## Task instructions
All the data should be repeated exactly. Any image in it is left out.

## Input material
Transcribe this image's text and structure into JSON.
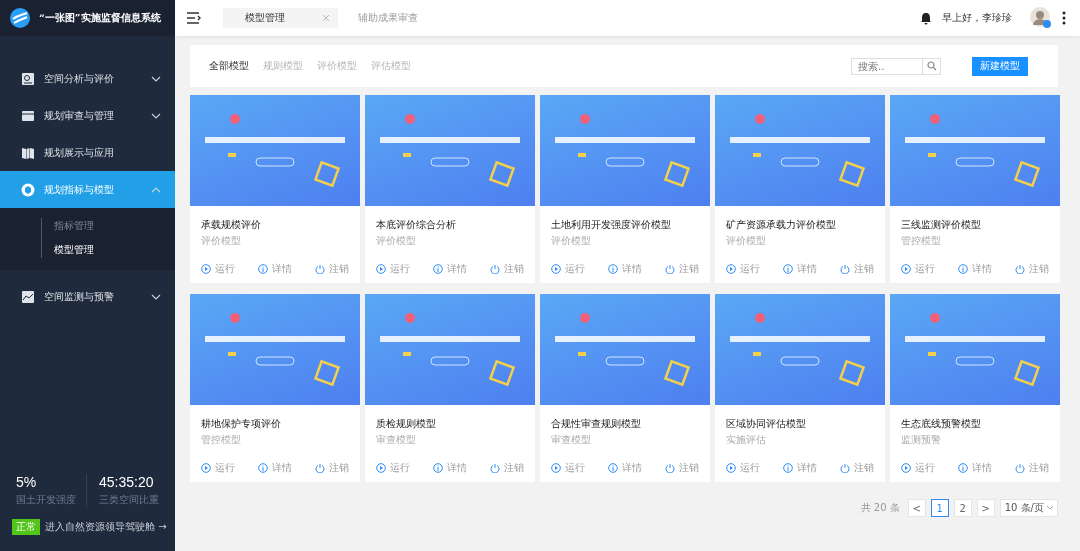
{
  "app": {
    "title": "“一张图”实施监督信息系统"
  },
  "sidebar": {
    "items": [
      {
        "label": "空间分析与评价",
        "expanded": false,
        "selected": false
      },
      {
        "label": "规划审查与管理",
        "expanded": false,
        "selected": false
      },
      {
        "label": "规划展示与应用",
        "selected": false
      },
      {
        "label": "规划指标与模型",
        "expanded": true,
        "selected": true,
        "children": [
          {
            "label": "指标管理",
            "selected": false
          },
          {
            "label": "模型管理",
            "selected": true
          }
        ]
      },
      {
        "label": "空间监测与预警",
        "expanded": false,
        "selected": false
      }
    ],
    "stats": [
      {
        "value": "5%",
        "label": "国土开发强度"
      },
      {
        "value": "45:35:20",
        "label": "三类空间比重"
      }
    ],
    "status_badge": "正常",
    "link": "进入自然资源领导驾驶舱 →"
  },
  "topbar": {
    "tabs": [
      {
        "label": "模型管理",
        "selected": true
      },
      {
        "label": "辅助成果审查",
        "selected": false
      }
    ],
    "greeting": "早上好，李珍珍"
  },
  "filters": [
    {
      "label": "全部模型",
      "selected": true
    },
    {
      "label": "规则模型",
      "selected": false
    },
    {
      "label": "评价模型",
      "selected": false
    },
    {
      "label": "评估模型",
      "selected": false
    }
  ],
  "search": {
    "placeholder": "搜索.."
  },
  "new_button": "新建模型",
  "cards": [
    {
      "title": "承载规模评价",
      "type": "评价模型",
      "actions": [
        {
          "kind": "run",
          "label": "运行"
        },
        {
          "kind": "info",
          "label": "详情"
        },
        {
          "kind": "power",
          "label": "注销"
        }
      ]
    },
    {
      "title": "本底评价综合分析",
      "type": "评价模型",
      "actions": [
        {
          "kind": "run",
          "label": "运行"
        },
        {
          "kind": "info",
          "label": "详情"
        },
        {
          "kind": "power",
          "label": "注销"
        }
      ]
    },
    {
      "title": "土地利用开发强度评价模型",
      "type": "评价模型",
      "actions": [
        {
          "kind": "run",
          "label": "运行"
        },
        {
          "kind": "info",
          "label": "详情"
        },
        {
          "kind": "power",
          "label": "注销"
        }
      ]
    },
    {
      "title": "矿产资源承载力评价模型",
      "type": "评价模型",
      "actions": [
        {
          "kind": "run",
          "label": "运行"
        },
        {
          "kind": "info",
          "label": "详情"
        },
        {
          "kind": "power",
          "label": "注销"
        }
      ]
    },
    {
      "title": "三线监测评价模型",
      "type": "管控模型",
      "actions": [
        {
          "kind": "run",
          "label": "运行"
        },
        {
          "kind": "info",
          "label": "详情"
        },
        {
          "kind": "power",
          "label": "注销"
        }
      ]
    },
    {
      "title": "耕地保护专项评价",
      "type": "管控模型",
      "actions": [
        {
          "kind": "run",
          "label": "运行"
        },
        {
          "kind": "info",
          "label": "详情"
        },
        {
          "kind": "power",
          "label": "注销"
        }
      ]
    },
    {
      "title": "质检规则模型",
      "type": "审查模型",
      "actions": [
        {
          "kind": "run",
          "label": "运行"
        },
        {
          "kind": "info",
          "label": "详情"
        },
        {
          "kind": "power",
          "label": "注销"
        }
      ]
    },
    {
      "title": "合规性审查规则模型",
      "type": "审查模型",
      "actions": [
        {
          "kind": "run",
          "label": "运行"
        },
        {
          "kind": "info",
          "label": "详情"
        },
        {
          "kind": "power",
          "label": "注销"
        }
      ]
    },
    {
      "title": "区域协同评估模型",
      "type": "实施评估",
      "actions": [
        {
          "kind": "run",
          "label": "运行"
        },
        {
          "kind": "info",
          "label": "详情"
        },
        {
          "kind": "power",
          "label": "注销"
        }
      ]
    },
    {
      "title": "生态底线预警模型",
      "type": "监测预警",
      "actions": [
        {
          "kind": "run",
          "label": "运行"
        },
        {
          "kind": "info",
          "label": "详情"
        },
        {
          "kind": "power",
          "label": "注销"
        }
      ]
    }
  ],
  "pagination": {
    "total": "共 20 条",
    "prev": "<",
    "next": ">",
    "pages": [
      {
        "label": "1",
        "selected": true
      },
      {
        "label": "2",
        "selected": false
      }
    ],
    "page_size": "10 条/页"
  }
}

## Full answer
Transcribe this image's text and structure into JSON.
{
  "app": {
    "title": "“一张图”实施监督信息系统"
  },
  "sidebar": {
    "items": [
      {
        "label": "空间分析与评价",
        "expanded": false,
        "selected": false
      },
      {
        "label": "规划审查与管理",
        "expanded": false,
        "selected": false
      },
      {
        "label": "规划展示与应用",
        "selected": false
      },
      {
        "label": "规划指标与模型",
        "expanded": true,
        "selected": true,
        "children": [
          {
            "label": "指标管理",
            "selected": false
          },
          {
            "label": "模型管理",
            "selected": true
          }
        ]
      },
      {
        "label": "空间监测与预警",
        "expanded": false,
        "selected": false
      }
    ],
    "stats": [
      {
        "value": "5%",
        "label": "国土开发强度"
      },
      {
        "value": "45:35:20",
        "label": "三类空间比重"
      }
    ],
    "status_badge": "正常",
    "link": "进入自然资源领导驾驶舱 →"
  },
  "topbar": {
    "tabs": [
      {
        "label": "模型管理",
        "selected": true
      },
      {
        "label": "辅助成果审查",
        "selected": false
      }
    ],
    "greeting": "早上好，李珍珍"
  },
  "filters": [
    {
      "label": "全部模型",
      "selected": true
    },
    {
      "label": "规则模型",
      "selected": false
    },
    {
      "label": "评价模型",
      "selected": false
    },
    {
      "label": "评估模型",
      "selected": false
    }
  ],
  "search": {
    "placeholder": "搜索.."
  },
  "new_button": "新建模型",
  "cards": [
    {
      "title": "承载规模评价",
      "type": "评价模型",
      "actions": [
        {
          "kind": "run",
          "label": "运行"
        },
        {
          "kind": "info",
          "label": "详情"
        },
        {
          "kind": "power",
          "label": "注销"
        }
      ]
    },
    {
      "title": "本底评价综合分析",
      "type": "评价模型",
      "actions": [
        {
          "kind": "run",
          "label": "运行"
        },
        {
          "kind": "info",
          "label": "详情"
        },
        {
          "kind": "power",
          "label": "注销"
        }
      ]
    },
    {
      "title": "土地利用开发强度评价模型",
      "type": "评价模型",
      "actions": [
        {
          "kind": "run",
          "label": "运行"
        },
        {
          "kind": "info",
          "label": "详情"
        },
        {
          "kind": "power",
          "label": "注销"
        }
      ]
    },
    {
      "title": "矿产资源承载力评价模型",
      "type": "评价模型",
      "actions": [
        {
          "kind": "run",
          "label": "运行"
        },
        {
          "kind": "info",
          "label": "详情"
        },
        {
          "kind": "power",
          "label": "注销"
        }
      ]
    },
    {
      "title": "三线监测评价模型",
      "type": "管控模型",
      "actions": [
        {
          "kind": "run",
          "label": "运行"
        },
        {
          "kind": "info",
          "label": "详情"
        },
        {
          "kind": "power",
          "label": "注销"
        }
      ]
    },
    {
      "title": "耕地保护专项评价",
      "type": "管控模型",
      "actions": [
        {
          "kind": "run",
          "label": "运行"
        },
        {
          "kind": "info",
          "label": "详情"
        },
        {
          "kind": "power",
          "label": "注销"
        }
      ]
    },
    {
      "title": "质检规则模型",
      "type": "审查模型",
      "actions": [
        {
          "kind": "run",
          "label": "运行"
        },
        {
          "kind": "info",
          "label": "详情"
        },
        {
          "kind": "power",
          "label": "注销"
        }
      ]
    },
    {
      "title": "合规性审查规则模型",
      "type": "审查模型",
      "actions": [
        {
          "kind": "run",
          "label": "运行"
        },
        {
          "kind": "info",
          "label": "详情"
        },
        {
          "kind": "power",
          "label": "注销"
        }
      ]
    },
    {
      "title": "区域协同评估模型",
      "type": "实施评估",
      "actions": [
        {
          "kind": "run",
          "label": "运行"
        },
        {
          "kind": "info",
          "label": "详情"
        },
        {
          "kind": "power",
          "label": "注销"
        }
      ]
    },
    {
      "title": "生态底线预警模型",
      "type": "监测预警",
      "actions": [
        {
          "kind": "run",
          "label": "运行"
        },
        {
          "kind": "info",
          "label": "详情"
        },
        {
          "kind": "power",
          "label": "注销"
        }
      ]
    }
  ],
  "pagination": {
    "total": "共 20 条",
    "prev": "<",
    "next": ">",
    "pages": [
      {
        "label": "1",
        "selected": true
      },
      {
        "label": "2",
        "selected": false
      }
    ],
    "page_size": "10 条/页"
  }
}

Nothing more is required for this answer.